> **DIRECTIONS FOR THIS TASK**
Extract every line that includes the string "screenshot".

> **ENTRIES PROVIDED**
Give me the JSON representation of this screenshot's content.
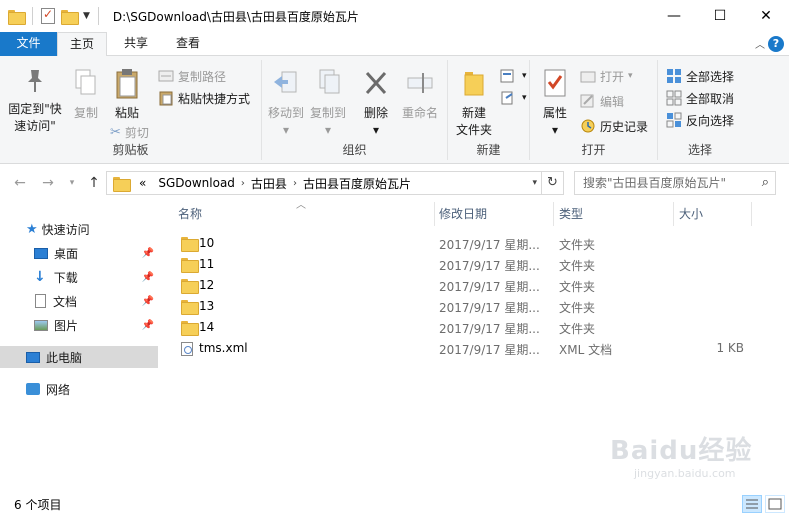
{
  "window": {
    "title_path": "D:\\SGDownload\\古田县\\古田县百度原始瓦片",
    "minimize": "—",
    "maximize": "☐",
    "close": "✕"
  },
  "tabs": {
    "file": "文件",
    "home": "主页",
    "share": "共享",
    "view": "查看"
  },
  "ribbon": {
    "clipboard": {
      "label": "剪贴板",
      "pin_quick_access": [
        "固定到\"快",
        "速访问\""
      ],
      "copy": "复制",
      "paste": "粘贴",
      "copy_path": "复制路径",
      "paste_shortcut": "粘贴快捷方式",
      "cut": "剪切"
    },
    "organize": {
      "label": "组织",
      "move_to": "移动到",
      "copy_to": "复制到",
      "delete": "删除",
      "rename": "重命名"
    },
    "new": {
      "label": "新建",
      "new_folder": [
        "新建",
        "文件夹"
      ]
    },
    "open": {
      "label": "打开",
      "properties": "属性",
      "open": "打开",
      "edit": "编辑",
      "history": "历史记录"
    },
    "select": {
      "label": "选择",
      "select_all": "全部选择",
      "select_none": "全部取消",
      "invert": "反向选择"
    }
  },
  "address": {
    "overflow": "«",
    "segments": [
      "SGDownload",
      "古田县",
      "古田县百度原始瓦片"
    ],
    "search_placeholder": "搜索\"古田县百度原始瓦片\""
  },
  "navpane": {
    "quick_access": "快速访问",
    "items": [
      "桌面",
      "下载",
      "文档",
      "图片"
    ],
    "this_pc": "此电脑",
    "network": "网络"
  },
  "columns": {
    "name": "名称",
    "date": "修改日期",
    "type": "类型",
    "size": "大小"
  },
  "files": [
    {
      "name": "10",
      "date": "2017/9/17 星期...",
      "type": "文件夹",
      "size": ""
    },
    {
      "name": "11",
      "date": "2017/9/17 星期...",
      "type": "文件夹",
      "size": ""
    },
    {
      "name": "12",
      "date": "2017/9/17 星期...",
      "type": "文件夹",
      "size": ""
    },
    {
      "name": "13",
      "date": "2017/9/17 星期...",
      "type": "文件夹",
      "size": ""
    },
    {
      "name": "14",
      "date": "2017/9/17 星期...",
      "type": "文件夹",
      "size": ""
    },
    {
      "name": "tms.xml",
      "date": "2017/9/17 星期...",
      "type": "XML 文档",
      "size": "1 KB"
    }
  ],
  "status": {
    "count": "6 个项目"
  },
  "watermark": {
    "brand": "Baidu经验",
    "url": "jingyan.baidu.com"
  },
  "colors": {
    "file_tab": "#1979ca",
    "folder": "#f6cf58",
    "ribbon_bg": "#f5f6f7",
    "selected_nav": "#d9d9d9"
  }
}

--

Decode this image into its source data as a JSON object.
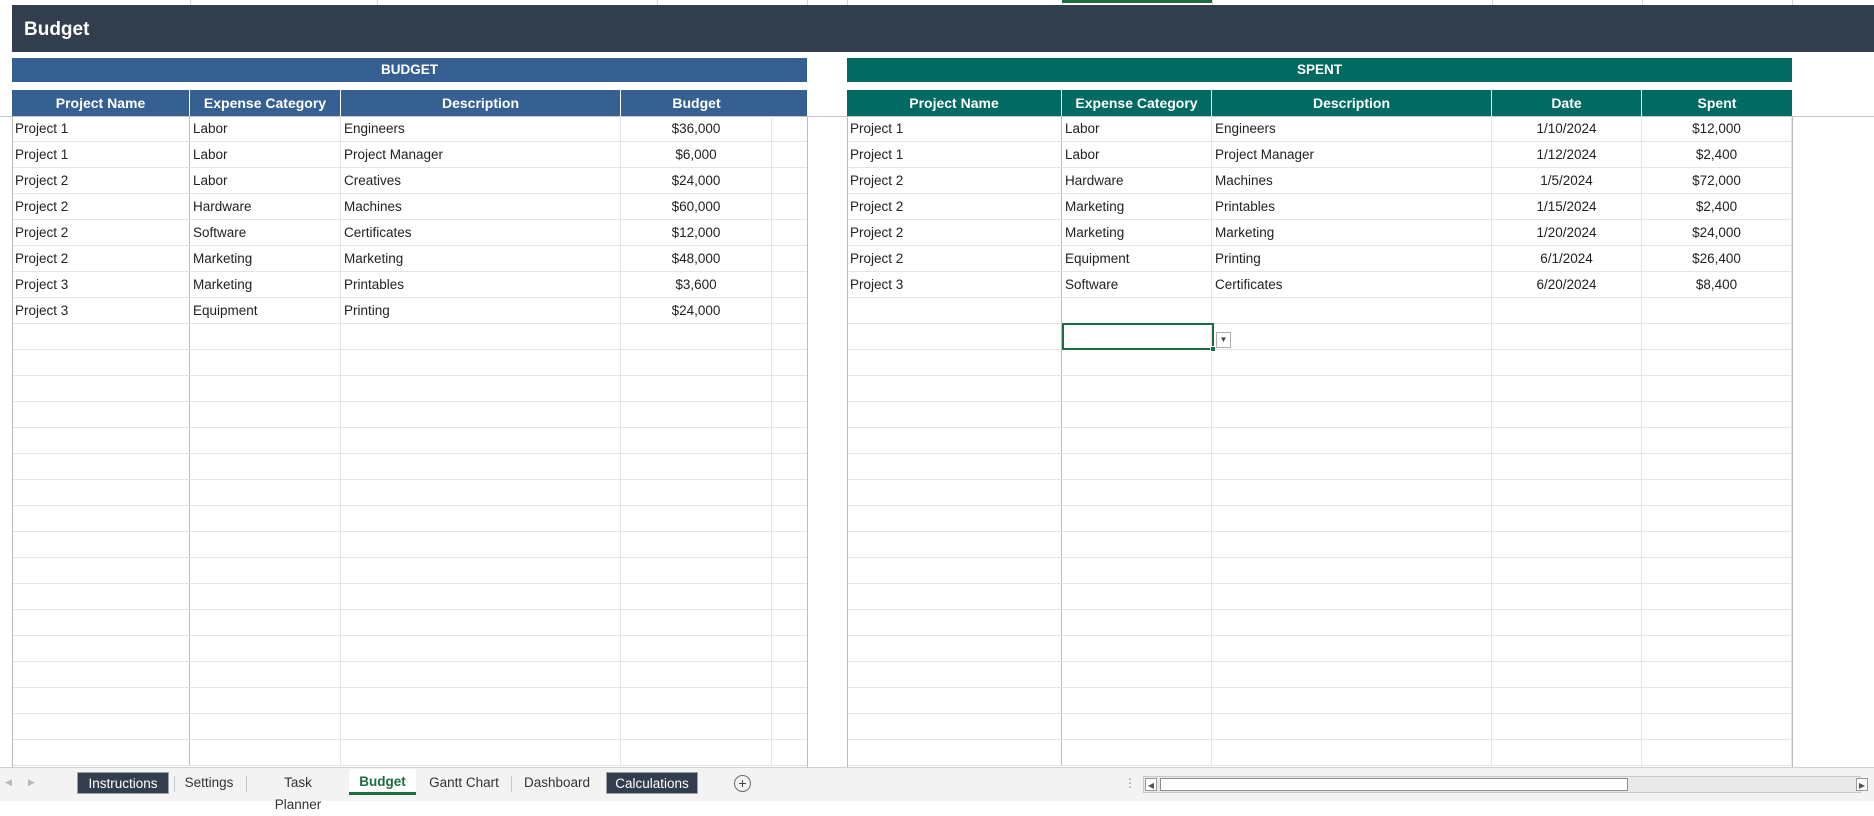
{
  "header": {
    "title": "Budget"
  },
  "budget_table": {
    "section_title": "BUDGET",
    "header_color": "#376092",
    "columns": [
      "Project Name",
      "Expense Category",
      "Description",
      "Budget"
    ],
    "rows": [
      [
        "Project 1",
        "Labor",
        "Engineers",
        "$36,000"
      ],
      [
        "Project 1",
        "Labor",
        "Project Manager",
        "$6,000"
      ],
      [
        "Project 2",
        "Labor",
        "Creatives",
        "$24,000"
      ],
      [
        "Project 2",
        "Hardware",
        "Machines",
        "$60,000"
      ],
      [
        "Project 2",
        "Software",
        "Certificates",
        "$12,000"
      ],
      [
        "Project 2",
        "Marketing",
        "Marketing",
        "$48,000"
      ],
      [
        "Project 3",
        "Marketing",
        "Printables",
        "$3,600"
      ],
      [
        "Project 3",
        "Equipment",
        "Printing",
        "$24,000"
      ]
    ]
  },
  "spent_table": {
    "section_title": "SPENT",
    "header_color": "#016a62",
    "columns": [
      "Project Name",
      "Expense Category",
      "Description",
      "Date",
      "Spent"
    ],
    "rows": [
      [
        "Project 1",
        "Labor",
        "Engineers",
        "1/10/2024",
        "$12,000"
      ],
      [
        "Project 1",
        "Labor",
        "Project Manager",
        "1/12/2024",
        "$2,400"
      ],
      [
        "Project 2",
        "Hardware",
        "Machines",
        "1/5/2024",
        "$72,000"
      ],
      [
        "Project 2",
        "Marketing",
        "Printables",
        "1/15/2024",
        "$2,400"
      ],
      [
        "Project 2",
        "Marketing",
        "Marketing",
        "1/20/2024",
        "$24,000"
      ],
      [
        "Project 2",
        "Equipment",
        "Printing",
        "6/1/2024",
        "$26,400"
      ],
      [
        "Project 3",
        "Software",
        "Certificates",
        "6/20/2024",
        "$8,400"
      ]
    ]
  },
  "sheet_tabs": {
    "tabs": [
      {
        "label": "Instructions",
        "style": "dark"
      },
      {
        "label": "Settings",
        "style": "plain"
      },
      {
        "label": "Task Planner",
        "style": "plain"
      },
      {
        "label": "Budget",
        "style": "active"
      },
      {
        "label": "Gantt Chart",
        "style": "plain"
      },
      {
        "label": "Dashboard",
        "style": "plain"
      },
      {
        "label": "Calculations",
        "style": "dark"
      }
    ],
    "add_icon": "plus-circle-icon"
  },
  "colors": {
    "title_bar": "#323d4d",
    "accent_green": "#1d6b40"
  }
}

* * *

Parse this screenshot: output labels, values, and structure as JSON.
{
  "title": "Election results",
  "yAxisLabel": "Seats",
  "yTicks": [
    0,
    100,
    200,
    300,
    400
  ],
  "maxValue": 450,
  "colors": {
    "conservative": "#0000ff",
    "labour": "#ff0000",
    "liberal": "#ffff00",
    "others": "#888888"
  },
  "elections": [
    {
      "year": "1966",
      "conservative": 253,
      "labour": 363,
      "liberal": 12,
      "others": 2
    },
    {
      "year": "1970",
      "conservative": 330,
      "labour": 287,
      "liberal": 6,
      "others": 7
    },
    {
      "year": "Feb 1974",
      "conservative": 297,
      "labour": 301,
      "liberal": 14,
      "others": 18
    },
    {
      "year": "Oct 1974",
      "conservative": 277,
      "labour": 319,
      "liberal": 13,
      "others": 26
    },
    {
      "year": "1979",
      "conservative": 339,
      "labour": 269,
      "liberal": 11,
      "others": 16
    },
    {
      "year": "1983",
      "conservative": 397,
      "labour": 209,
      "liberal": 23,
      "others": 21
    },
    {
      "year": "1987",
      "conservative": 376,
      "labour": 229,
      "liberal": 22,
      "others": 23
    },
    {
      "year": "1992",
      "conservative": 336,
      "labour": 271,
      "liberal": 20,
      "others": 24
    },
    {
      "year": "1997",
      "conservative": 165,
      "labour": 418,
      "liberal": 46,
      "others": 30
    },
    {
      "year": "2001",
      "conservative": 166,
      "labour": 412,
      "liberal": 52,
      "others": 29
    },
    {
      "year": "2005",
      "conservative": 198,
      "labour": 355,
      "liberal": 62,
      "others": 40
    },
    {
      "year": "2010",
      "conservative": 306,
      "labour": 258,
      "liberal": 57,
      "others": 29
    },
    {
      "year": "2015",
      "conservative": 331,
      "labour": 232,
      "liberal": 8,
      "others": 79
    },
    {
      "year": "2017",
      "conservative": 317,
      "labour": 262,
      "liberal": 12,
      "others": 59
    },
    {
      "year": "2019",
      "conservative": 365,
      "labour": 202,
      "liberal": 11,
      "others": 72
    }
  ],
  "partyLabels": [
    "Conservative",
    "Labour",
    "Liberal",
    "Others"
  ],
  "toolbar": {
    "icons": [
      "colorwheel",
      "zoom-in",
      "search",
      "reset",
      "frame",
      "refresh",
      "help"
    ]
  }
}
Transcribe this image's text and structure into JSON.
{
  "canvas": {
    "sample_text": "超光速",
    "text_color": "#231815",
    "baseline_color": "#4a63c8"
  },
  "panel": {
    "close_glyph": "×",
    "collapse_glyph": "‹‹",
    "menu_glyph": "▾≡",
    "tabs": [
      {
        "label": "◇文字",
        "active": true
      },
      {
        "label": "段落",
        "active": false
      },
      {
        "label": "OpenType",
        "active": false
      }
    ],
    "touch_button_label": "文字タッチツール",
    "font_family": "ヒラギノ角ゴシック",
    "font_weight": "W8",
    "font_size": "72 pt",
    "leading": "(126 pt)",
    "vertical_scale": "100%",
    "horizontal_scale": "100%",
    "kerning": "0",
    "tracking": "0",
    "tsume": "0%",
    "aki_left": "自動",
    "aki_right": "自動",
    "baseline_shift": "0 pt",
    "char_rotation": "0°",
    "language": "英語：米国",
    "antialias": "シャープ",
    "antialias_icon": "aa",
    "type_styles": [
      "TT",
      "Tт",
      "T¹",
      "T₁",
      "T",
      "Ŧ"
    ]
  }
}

> **EXERCISE OUTPUT**
Give me the JSON representation of this screenshot's content.
Parse this screenshot: output labels, values, and structure as JSON.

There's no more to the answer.